# [WHAT NEEDS TO BE DONE]
Would you quote the material below in full and unchanged?

# [DATA LISTING]
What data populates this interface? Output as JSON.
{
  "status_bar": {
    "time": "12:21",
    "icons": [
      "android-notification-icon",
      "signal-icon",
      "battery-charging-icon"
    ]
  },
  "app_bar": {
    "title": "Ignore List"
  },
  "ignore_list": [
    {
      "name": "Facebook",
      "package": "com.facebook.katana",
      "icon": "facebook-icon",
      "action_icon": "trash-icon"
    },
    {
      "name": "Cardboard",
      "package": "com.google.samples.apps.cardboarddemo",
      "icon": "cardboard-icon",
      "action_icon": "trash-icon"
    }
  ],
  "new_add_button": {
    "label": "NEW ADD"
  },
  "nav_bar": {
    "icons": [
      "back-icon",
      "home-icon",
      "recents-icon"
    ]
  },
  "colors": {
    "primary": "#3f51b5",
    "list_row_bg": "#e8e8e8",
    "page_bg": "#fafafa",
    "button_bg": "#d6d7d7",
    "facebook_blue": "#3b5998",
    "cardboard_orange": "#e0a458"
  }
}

# [TASK RESPONSE]
What data populates this interface? Output as JSON.
{
  "status_bar": {
    "time": "12:21",
    "icons": [
      "android-notification-icon",
      "signal-icon",
      "battery-charging-icon"
    ]
  },
  "app_bar": {
    "title": "Ignore List"
  },
  "ignore_list": [
    {
      "name": "Facebook",
      "package": "com.facebook.katana",
      "icon": "facebook-icon",
      "action_icon": "trash-icon"
    },
    {
      "name": "Cardboard",
      "package": "com.google.samples.apps.cardboarddemo",
      "icon": "cardboard-icon",
      "action_icon": "trash-icon"
    }
  ],
  "new_add_button": {
    "label": "NEW ADD"
  },
  "nav_bar": {
    "icons": [
      "back-icon",
      "home-icon",
      "recents-icon"
    ]
  },
  "colors": {
    "primary": "#3f51b5",
    "list_row_bg": "#e8e8e8",
    "page_bg": "#fafafa",
    "button_bg": "#d6d7d7",
    "facebook_blue": "#3b5998",
    "cardboard_orange": "#e0a458"
  }
}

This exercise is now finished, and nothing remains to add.